>>>>
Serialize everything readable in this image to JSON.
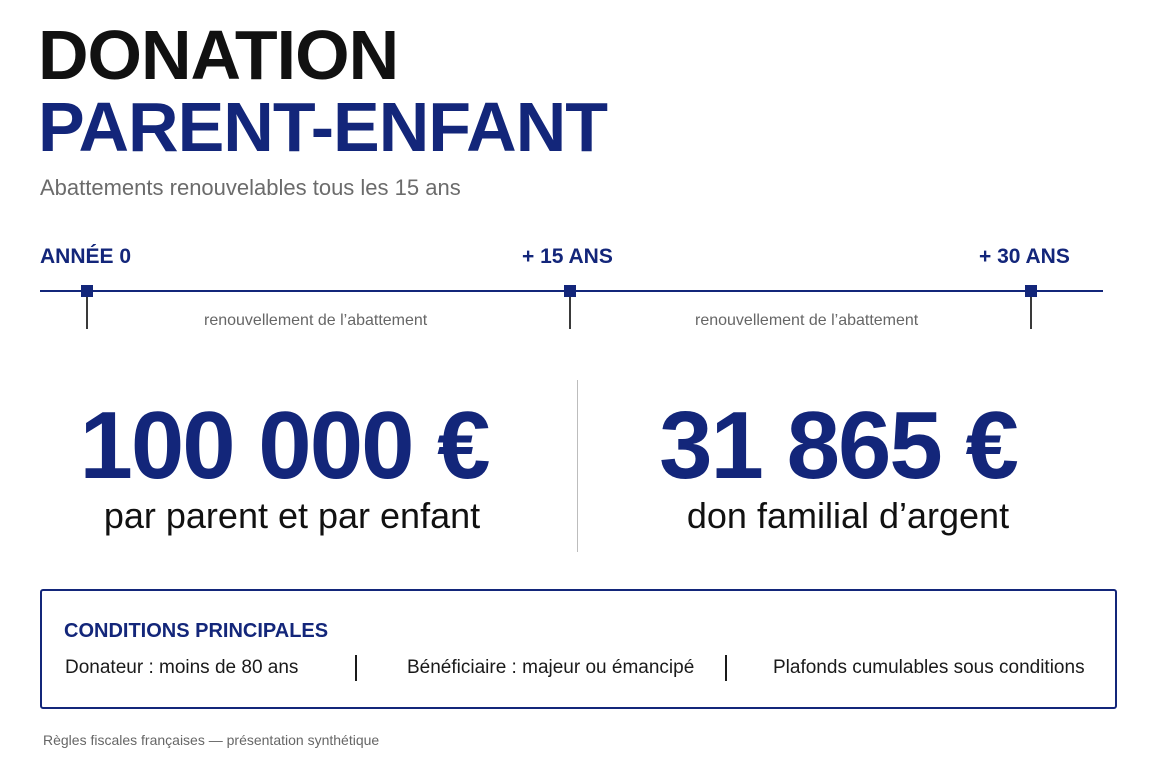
{
  "header": {
    "title_line_1": "DONATION",
    "title_line_2": "PARENT-ENFANT",
    "subtitle": "Abattements renouvelables tous les 15 ans"
  },
  "timeline": {
    "markers": [
      {
        "label": "ANNÉE 0"
      },
      {
        "label": "+ 15 ANS"
      },
      {
        "label": "+ 30 ANS"
      }
    ],
    "notes": [
      "renouvellement de l’abattement",
      "renouvellement de l’abattement"
    ]
  },
  "stats": [
    {
      "value": "100 000 €",
      "caption": "par parent et par enfant"
    },
    {
      "value": "31 865 €",
      "caption": "don familial d’argent"
    }
  ],
  "conditions": {
    "title": "CONDITIONS PRINCIPALES",
    "items": [
      "Donateur : moins de 80 ans",
      "Bénéficiaire : majeur ou émancipé",
      "Plafonds cumulables sous conditions"
    ]
  },
  "footer": {
    "text": "Règles fiscales françaises — présentation synthétique"
  },
  "colors": {
    "accent": "#13267a",
    "title_dark": "#111111",
    "muted_text": "#666666",
    "background": "#ffffff"
  }
}
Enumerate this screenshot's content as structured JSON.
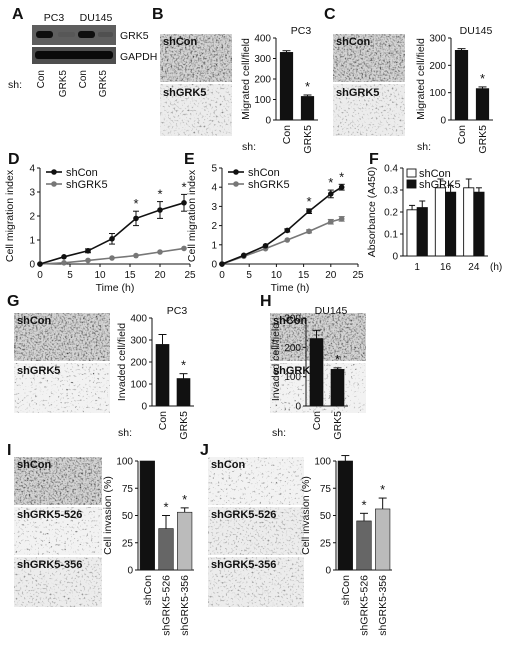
{
  "chart_data": [
    {
      "panel": "A",
      "type": "other",
      "column_groups": [
        "PC3",
        "DU145"
      ],
      "row_labels": [
        "GRK5",
        "GAPDH"
      ],
      "lanes": [
        "Con",
        "GRK5",
        "Con",
        "GRK5"
      ],
      "lane_prefix": "sh:"
    },
    {
      "panel": "B",
      "type": "bar",
      "title": "PC3",
      "ylabel": "Migrated cell/field",
      "ylim": [
        0,
        400
      ],
      "yticks": [
        0,
        100,
        200,
        300,
        400
      ],
      "axis_prefix": "sh:",
      "categories": [
        "Con",
        "GRK5"
      ],
      "values": [
        330,
        115
      ],
      "errors": [
        8,
        7
      ],
      "colors": [
        "#111111",
        "#111111"
      ],
      "sig": [
        "",
        "*"
      ],
      "images": [
        "shCon",
        "shGRK5"
      ]
    },
    {
      "panel": "C",
      "type": "bar",
      "title": "DU145",
      "ylabel": "Migrated cell/field",
      "ylim": [
        0,
        300
      ],
      "yticks": [
        0,
        100,
        200,
        300
      ],
      "axis_prefix": "sh:",
      "categories": [
        "Con",
        "GRK5"
      ],
      "values": [
        255,
        115
      ],
      "errors": [
        6,
        6
      ],
      "colors": [
        "#111111",
        "#111111"
      ],
      "sig": [
        "",
        "*"
      ],
      "images": [
        "shCon",
        "shGRK5"
      ]
    },
    {
      "panel": "D",
      "type": "line",
      "xlabel": "Time (h)",
      "ylabel": "Cell migration index",
      "xlim": [
        0,
        25
      ],
      "ylim": [
        0,
        4
      ],
      "xticks": [
        0,
        5,
        10,
        15,
        20,
        25
      ],
      "yticks": [
        0,
        1,
        2,
        3,
        4
      ],
      "x": [
        0,
        4,
        8,
        12,
        16,
        20,
        24
      ],
      "series": [
        {
          "name": "shCon",
          "color": "#111111",
          "values": [
            0,
            0.3,
            0.55,
            1.05,
            1.9,
            2.25,
            2.55
          ],
          "errors": [
            0,
            0.05,
            0.08,
            0.22,
            0.3,
            0.35,
            0.35
          ]
        },
        {
          "name": "shGRK5",
          "color": "#777777",
          "values": [
            0,
            0.05,
            0.15,
            0.25,
            0.35,
            0.5,
            0.65
          ],
          "errors": [
            0,
            0.02,
            0.03,
            0.04,
            0.05,
            0.06,
            0.06
          ]
        }
      ],
      "sig_x": [
        16,
        20,
        24
      ],
      "legend": "top-left"
    },
    {
      "panel": "E",
      "type": "line",
      "xlabel": "Time (h)",
      "ylabel": "Cell migration index",
      "xlim": [
        0,
        25
      ],
      "ylim": [
        0,
        5
      ],
      "xticks": [
        0,
        5,
        10,
        15,
        20,
        25
      ],
      "yticks": [
        0,
        1,
        2,
        3,
        4,
        5
      ],
      "x": [
        0,
        4,
        8,
        12,
        16,
        20,
        22
      ],
      "series": [
        {
          "name": "shCon",
          "color": "#111111",
          "values": [
            0,
            0.45,
            0.95,
            1.75,
            2.75,
            3.65,
            4.0
          ],
          "errors": [
            0,
            0.04,
            0.05,
            0.08,
            0.12,
            0.2,
            0.15
          ]
        },
        {
          "name": "shGRK5",
          "color": "#777777",
          "values": [
            0,
            0.4,
            0.8,
            1.25,
            1.7,
            2.2,
            2.35
          ],
          "errors": [
            0,
            0.04,
            0.05,
            0.06,
            0.08,
            0.12,
            0.12
          ]
        }
      ],
      "sig_x": [
        16,
        20,
        22
      ],
      "legend": "top-left"
    },
    {
      "panel": "F",
      "type": "bar",
      "ylabel": "Absorbance (A450)",
      "ylim": [
        0,
        0.4
      ],
      "yticks": [
        0,
        0.1,
        0.2,
        0.3,
        0.4
      ],
      "categories": [
        "1",
        "16",
        "24"
      ],
      "x_unit": "(h)",
      "series": [
        {
          "name": "shCon",
          "color": "#ffffff",
          "values": [
            0.21,
            0.31,
            0.31
          ],
          "errors": [
            0.02,
            0.04,
            0.04
          ]
        },
        {
          "name": "shGRK5",
          "color": "#111111",
          "values": [
            0.22,
            0.29,
            0.29
          ],
          "errors": [
            0.03,
            0.03,
            0.02
          ]
        }
      ],
      "legend": "top-left"
    },
    {
      "panel": "G",
      "type": "bar",
      "title": "PC3",
      "ylabel": "Invaded cell/field",
      "ylim": [
        0,
        400
      ],
      "yticks": [
        0,
        100,
        200,
        300,
        400
      ],
      "axis_prefix": "sh:",
      "categories": [
        "Con",
        "GRK5"
      ],
      "values": [
        280,
        125
      ],
      "errors": [
        45,
        22
      ],
      "colors": [
        "#111111",
        "#111111"
      ],
      "sig": [
        "",
        "*"
      ],
      "images": [
        "shCon",
        "shGRK5"
      ]
    },
    {
      "panel": "H",
      "type": "bar",
      "title": "DU145",
      "ylabel": "Invaded cell/field",
      "ylim": [
        0,
        300
      ],
      "yticks": [
        0,
        100,
        200,
        300
      ],
      "axis_prefix": "sh:",
      "categories": [
        "Con",
        "GRK5"
      ],
      "values": [
        230,
        125
      ],
      "errors": [
        28,
        5
      ],
      "colors": [
        "#111111",
        "#111111"
      ],
      "sig": [
        "",
        "*"
      ],
      "images": [
        "shCon",
        "shGRK5"
      ]
    },
    {
      "panel": "I",
      "type": "bar",
      "ylabel": "Cell invasion (%)",
      "ylim": [
        0,
        100
      ],
      "yticks": [
        0,
        25,
        50,
        75,
        100
      ],
      "categories": [
        "shCon",
        "shGRK5-526",
        "shGRK5-356"
      ],
      "values": [
        100,
        38,
        53
      ],
      "errors": [
        0,
        12,
        4
      ],
      "colors": [
        "#111111",
        "#666666",
        "#bbbbbb"
      ],
      "sig": [
        "",
        "*",
        "*"
      ],
      "images": [
        "shCon",
        "shGRK5-526",
        "shGRK5-356"
      ]
    },
    {
      "panel": "J",
      "type": "bar",
      "ylabel": "Cell invasion (%)",
      "ylim": [
        0,
        100
      ],
      "yticks": [
        0,
        25,
        50,
        75,
        100
      ],
      "categories": [
        "shCon",
        "shGRK5-526",
        "shGRK5-356"
      ],
      "values": [
        100,
        45,
        56
      ],
      "errors": [
        5,
        7,
        10
      ],
      "colors": [
        "#111111",
        "#666666",
        "#bbbbbb"
      ],
      "sig": [
        "",
        "*",
        "*"
      ],
      "images": [
        "shCon",
        "shGRK5-526",
        "shGRK5-356"
      ]
    }
  ]
}
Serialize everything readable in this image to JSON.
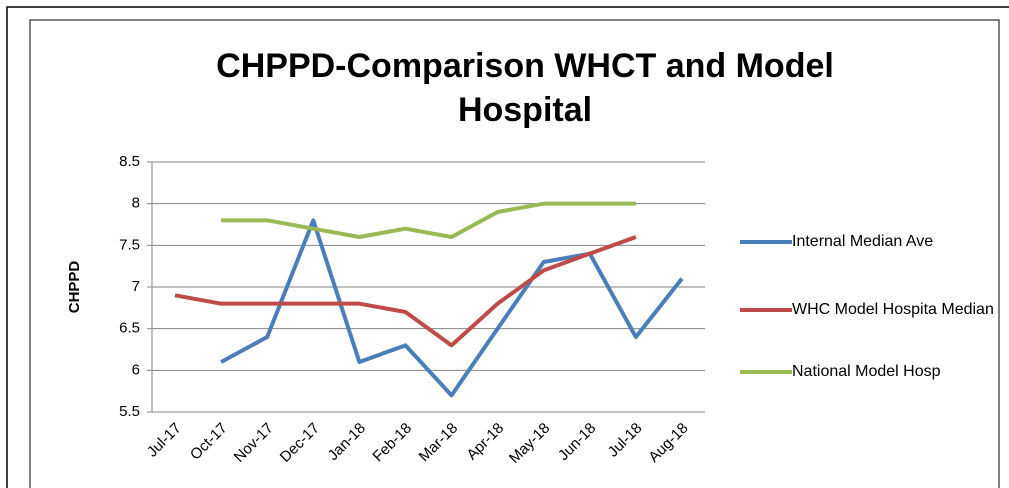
{
  "chart_data": {
    "type": "line",
    "title": "CHPPD-Comparison WHCT and Model Hospital",
    "ylabel": "CHPPD",
    "categories": [
      "Jul-17",
      "Oct-17",
      "Nov-17",
      "Dec-17",
      "Jan-18",
      "Feb-18",
      "Mar-18",
      "Apr-18",
      "May-18",
      "Jun-18",
      "Jul-18",
      "Aug-18"
    ],
    "series": [
      {
        "name": "Internal Median Ave",
        "color": "#4a7ebb",
        "values": [
          null,
          6.1,
          6.4,
          7.8,
          6.1,
          6.3,
          5.7,
          6.5,
          7.3,
          7.4,
          6.4,
          7.1
        ]
      },
      {
        "name": "WHC Model Hospita Median",
        "color": "#be4b48",
        "values": [
          6.9,
          6.8,
          6.8,
          6.8,
          6.8,
          6.7,
          6.3,
          6.8,
          7.2,
          7.4,
          7.6,
          null
        ]
      },
      {
        "name": "National Model Hosp",
        "color": "#98b954",
        "values": [
          null,
          7.8,
          7.8,
          7.7,
          7.6,
          7.7,
          7.6,
          7.9,
          8.0,
          8.0,
          8.0,
          null
        ]
      }
    ],
    "ylim": [
      5.5,
      8.5
    ],
    "yticks": [
      5.5,
      6,
      6.5,
      7,
      7.5,
      8,
      8.5
    ],
    "grid": true,
    "legend": "right"
  }
}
<<<<
**Given task:**
Where a line of the material above holds the string "Median", copy that line.

**Answer to the problem:**
        "name": "Internal Median Ave",
        "name": "WHC Model Hospita Median",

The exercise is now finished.